SHORT TASK
Reproduce each line exactly, including spacing and punctuation.

DATA FOR THE TASK
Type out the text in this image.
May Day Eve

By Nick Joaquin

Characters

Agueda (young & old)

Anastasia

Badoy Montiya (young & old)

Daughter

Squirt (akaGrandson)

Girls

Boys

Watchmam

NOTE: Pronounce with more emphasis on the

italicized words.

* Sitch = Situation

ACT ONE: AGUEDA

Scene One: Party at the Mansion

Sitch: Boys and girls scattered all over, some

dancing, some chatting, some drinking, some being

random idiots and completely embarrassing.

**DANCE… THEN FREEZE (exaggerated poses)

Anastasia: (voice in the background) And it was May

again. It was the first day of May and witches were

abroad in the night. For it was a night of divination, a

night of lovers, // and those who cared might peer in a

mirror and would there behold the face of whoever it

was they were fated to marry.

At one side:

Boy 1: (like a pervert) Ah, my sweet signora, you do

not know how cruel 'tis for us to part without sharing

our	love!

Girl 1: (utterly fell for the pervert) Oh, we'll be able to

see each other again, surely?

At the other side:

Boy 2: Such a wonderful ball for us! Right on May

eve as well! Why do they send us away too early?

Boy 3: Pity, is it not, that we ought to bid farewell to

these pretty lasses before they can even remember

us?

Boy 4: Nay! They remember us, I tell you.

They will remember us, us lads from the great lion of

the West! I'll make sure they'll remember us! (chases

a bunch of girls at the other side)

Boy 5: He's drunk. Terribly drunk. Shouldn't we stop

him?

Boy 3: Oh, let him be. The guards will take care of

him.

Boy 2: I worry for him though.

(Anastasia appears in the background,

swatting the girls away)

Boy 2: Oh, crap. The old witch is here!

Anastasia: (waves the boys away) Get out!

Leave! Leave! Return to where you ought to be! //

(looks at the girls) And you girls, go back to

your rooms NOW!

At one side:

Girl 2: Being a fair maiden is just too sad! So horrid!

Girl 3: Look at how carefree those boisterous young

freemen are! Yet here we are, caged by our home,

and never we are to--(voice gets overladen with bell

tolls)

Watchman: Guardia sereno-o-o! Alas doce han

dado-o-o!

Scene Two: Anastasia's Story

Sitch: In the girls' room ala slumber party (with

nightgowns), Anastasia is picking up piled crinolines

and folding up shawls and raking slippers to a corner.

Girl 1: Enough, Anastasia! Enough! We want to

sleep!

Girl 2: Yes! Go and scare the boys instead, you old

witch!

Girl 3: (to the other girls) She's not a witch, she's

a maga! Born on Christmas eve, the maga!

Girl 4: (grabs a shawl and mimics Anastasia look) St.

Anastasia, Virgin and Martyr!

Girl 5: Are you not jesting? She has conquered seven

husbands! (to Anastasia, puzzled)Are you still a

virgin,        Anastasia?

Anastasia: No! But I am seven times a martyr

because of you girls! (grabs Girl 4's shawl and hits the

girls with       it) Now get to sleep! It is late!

THE RESULT
Type out the text in this image.
May Day Eve

By Nick Joaquin

Characters

Agueda (young & old)

Anastasia

Badoy Montiya (young & old)

Daughter

Squirt (akaGrandson)

Girls

Boys

Watchmam

NOTE: Pronounce with more emphasis on the

italicized words.

* Sitch = Situation

ACT ONE: AGUEDA

Scene One: Party at the Mansion

Sitch: Boys and girls scattered all over, some

dancing, some chatting, some drinking, some being

random idiots and completely embarrassing.

**DANCE… THEN FREEZE (exaggerated poses)

Anastasia: (voice in the background) And it was May

again. It was the first day of May and witches were

abroad in the night. For it was a night of divination, a

night of lovers, // and those who cared might peer in a

mirror and would there behold the face of whoever it

was they were fated to marry.

At one side:

Boy 1: (like a pervert) Ah, my sweet signora, you do

not know how cruel 'tis for us to part without sharing

our	love!

Girl 1: (utterly fell for the pervert) Oh, we'll be able to

see each other again, surely?

At the other side:

Boy 2: Such a wonderful ball for us! Right on May

eve as well! Why do they send us away too early?

Boy 3: Pity, is it not, that we ought to bid farewell to

these pretty lasses before they can even remember

us?

Boy 4: Nay! They remember us, I tell you.

They will remember us, us lads from the great lion of

the West! I'll make sure they'll remember us! (chases

a bunch of girls at the other side)

Boy 5: He's drunk. Terribly drunk. Shouldn't we stop

him?

Boy 3: Oh, let him be. The guards will take care of

him.

Boy 2: I worry for him though.

(Anastasia appears in the background,

swatting the girls away)

Boy 2: Oh, crap. The old witch is here!

Anastasia: (waves the boys away) Get out!

Leave! Leave! Return to where you ought to be! //

(looks at the girls) And you girls, go back to

your rooms NOW!

At one side:

Girl 2: Being a fair maiden is just too sad! So horrid!

Girl 3: Look at how carefree those boisterous young

freemen are! Yet here we are, caged by our home,

and never we are to--(voice gets overladen with bell

tolls)

Watchman: Guardia sereno-o-o! Alas doce han

dado-o-o!

Scene Two: Anastasia's Story

Sitch: In the girls' room ala slumber party (with

nightgowns), Anastasia is picking up piled crinolines

and folding up shawls and raking slippers to a corner.

Girl 1: Enough, Anastasia! Enough! We want to

sleep!

Girl 2: Yes! Go and scare the boys instead, you old

witch!

Girl 3: (to the other girls) She's not a witch, she's

a maga! Born on Christmas eve, the maga!

Girl 4: (grabs a shawl and mimics Anastasia look) St.

Anastasia, Virgin and Martyr!

Girl 5: Are you not jesting? She has conquered seven

husbands! (to Anastasia, puzzled)Are you still a

virgin,        Anastasia?

Anastasia: No! But I am seven times a martyr

because of you girls! (grabs Girl 4's shawl and hits the

girls with       it) Now get to sleep! It is late!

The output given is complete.